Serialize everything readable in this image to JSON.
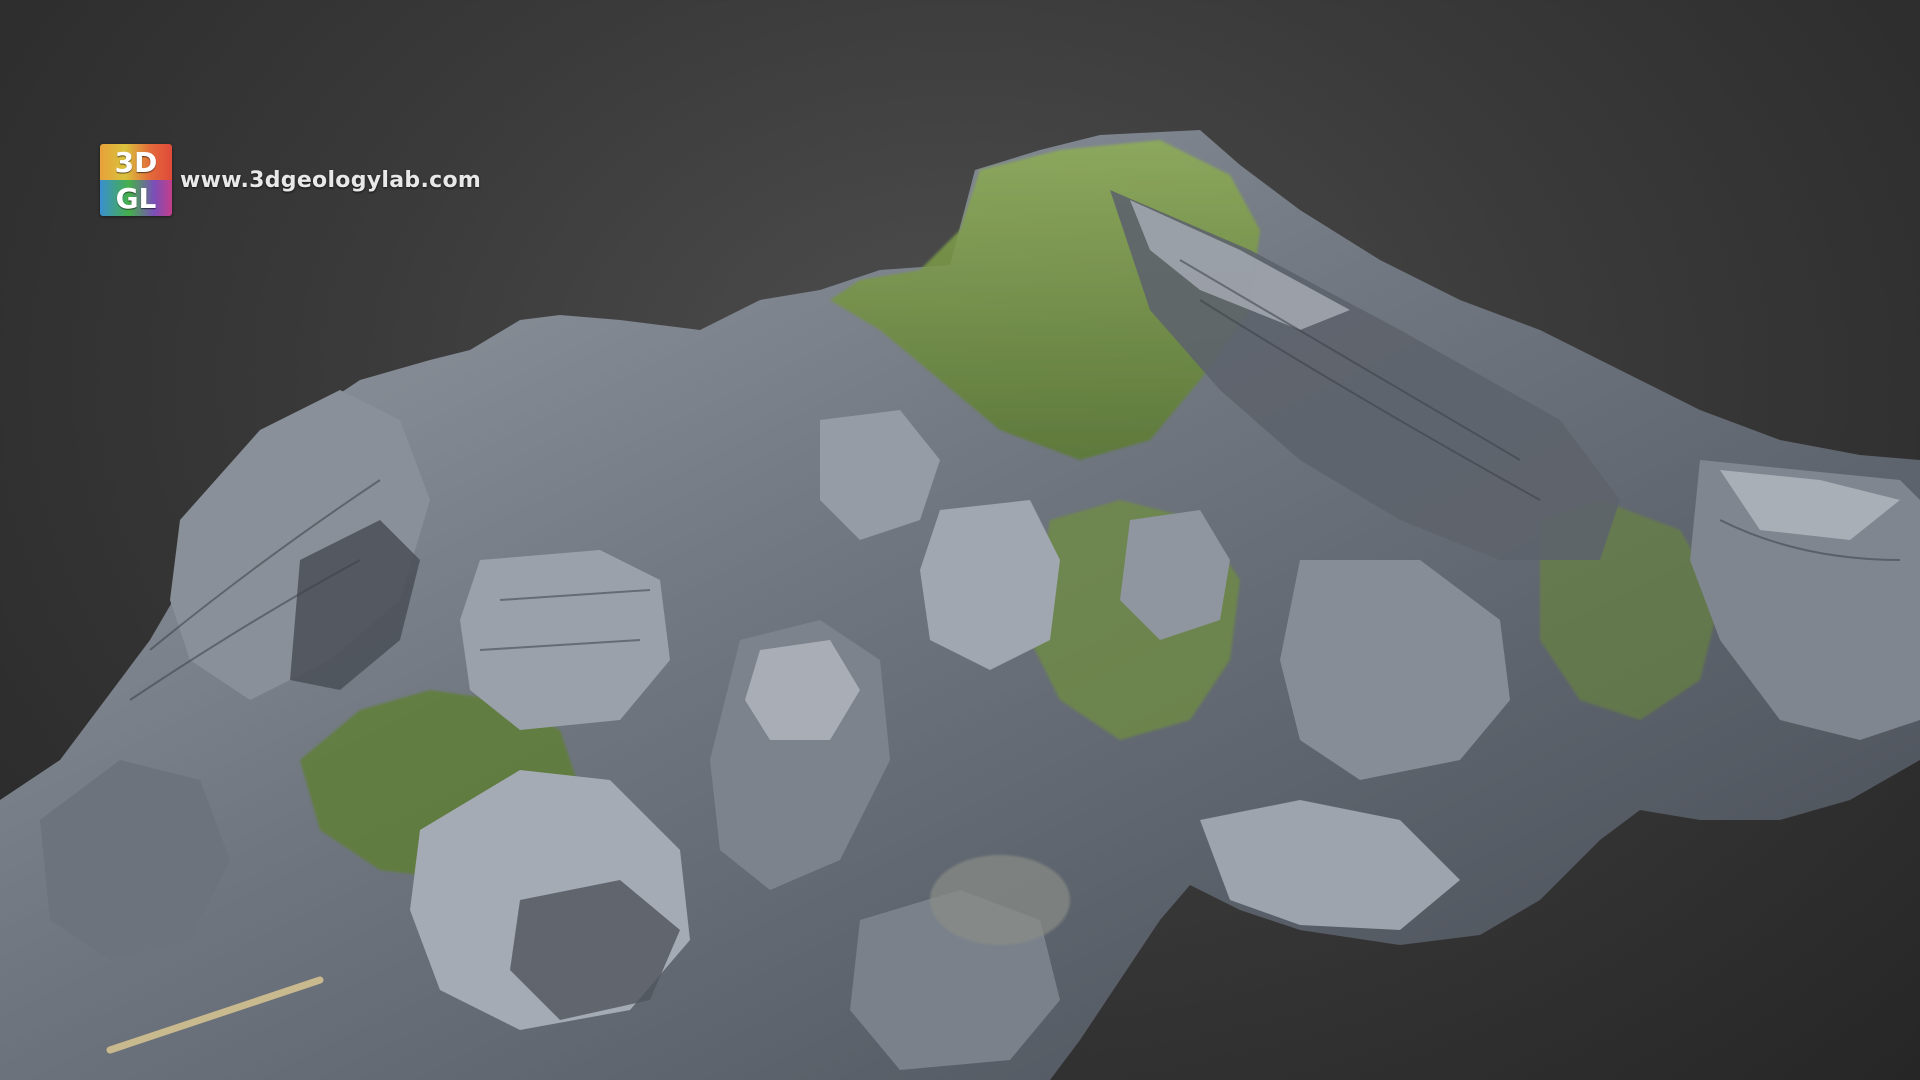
{
  "branding": {
    "logo_line1": "3D",
    "logo_line2": "GL",
    "url": "www.3dgeologylab.com"
  },
  "model": {
    "icon": "3d-rock-outcrop-model",
    "colors": {
      "background_center": "#4e4e4e",
      "background_edge": "#262626",
      "rock_light": "#b9bec6",
      "rock_mid": "#7e8590",
      "rock_dark": "#3e434b",
      "vegetation": "#7d9a45",
      "vegetation_dark": "#4f6b2a"
    }
  }
}
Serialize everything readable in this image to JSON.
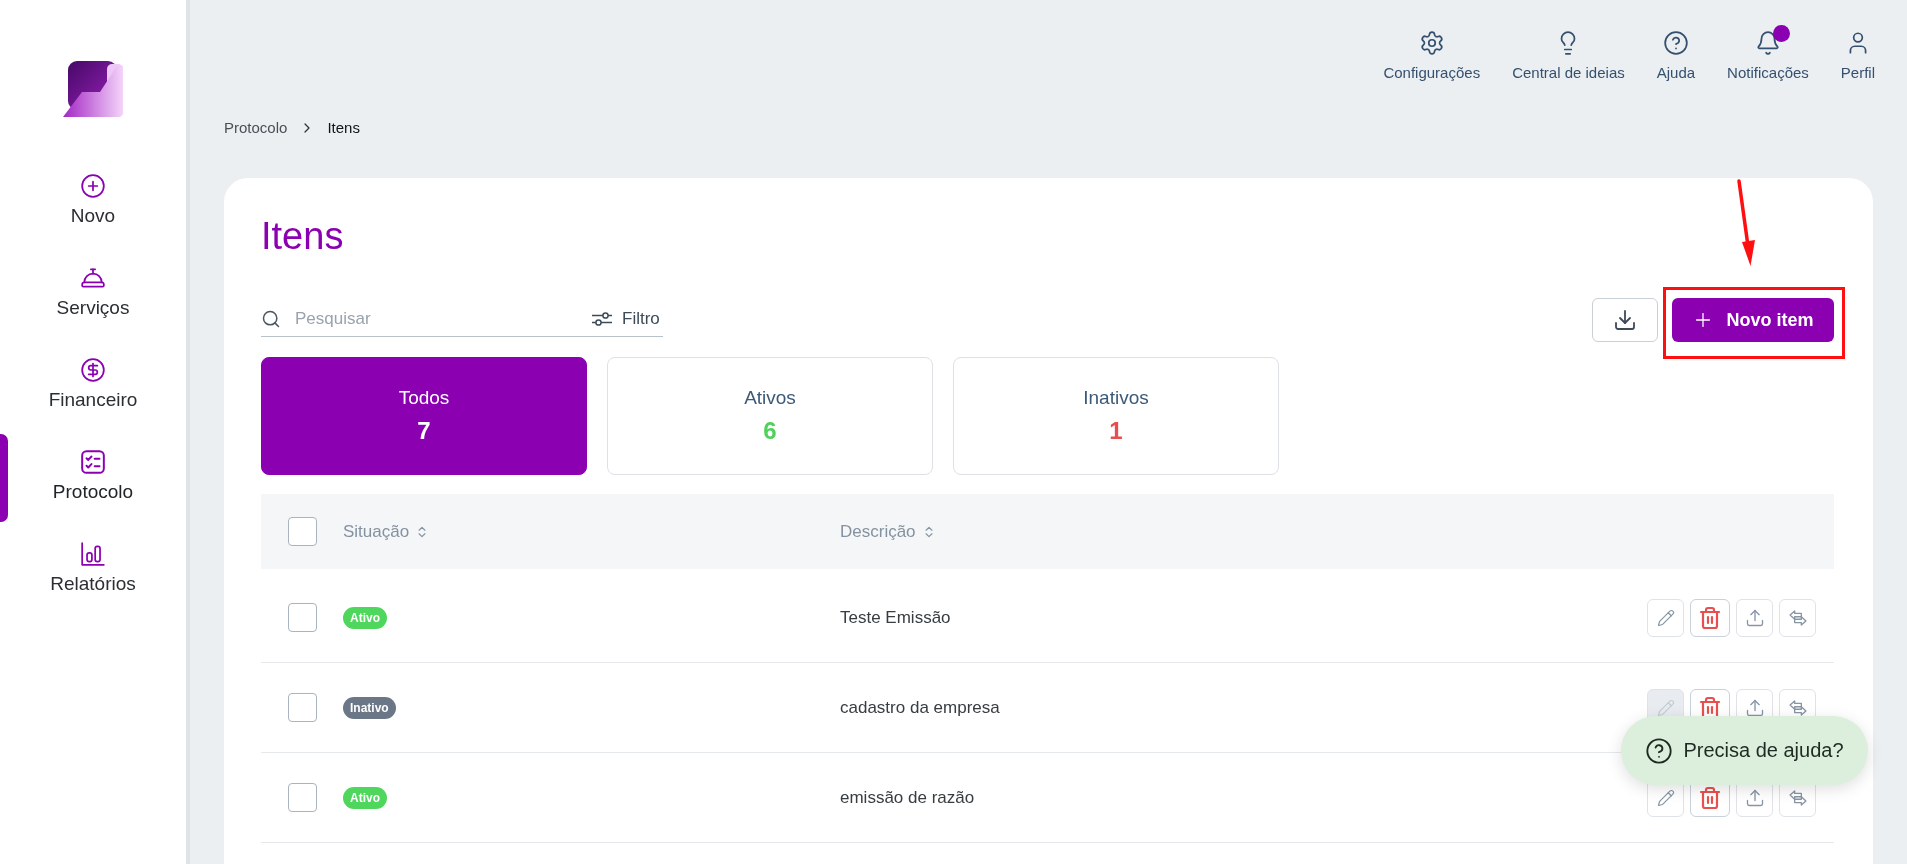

————————

**Goal:** Please repeat the entries exactly. Do not include the pictures.

**Solution below:**
Serialize everything readable in this image to JSON.
{
  "branding": {
    "logo_line1": "3D",
    "logo_line2": "GL",
    "url": "www.3dgeologylab.com"
  },
  "model": {
    "icon": "3d-rock-outcrop-model",
    "colors": {
      "background_center": "#4e4e4e",
      "background_edge": "#262626",
      "rock_light": "#b9bec6",
      "rock_mid": "#7e8590",
      "rock_dark": "#3e434b",
      "vegetation": "#7d9a45",
      "vegetation_dark": "#4f6b2a"
    }
  }
}
Serialize everything readable in this image to JSON.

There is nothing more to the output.